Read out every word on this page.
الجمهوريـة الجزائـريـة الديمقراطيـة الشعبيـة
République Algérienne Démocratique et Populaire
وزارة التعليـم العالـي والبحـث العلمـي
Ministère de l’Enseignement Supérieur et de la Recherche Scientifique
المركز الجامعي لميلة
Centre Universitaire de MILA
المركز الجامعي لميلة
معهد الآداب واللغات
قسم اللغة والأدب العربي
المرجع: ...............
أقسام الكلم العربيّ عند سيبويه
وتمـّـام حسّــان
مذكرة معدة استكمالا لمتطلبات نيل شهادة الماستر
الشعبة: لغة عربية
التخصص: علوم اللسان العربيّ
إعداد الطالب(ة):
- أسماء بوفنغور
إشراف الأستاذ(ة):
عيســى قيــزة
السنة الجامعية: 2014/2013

—————

▸ **Given task**
Extract the complete listing above, reproducing each line exactly.

▸ **Complete output**
Read out every word on this page.
الجمهوريـة الجزائـريـة الديمقراطيـة الشعبيـة
République Algérienne Démocratique et Populaire
وزارة التعليـم العالـي والبحـث العلمـي
Ministère de l’Enseignement Supérieur et de la Recherche Scientifique
المركز الجامعي لميلة
Centre Universitaire de MILA
المركز الجامعي لميلة
معهد الآداب واللغات
قسم اللغة والأدب العربي
المرجع: ...............
أقسام الكلم العربيّ عند سيبويه
وتمـّـام حسّــان
مذكرة معدة استكمالا لمتطلبات نيل شهادة الماستر
الشعبة: لغة عربية
التخصص: علوم اللسان العربيّ
إعداد الطالب(ة):
- أسماء بوفنغور
إشراف الأستاذ(ة):
عيســى قيــزة
السنة الجامعية: 2014/2013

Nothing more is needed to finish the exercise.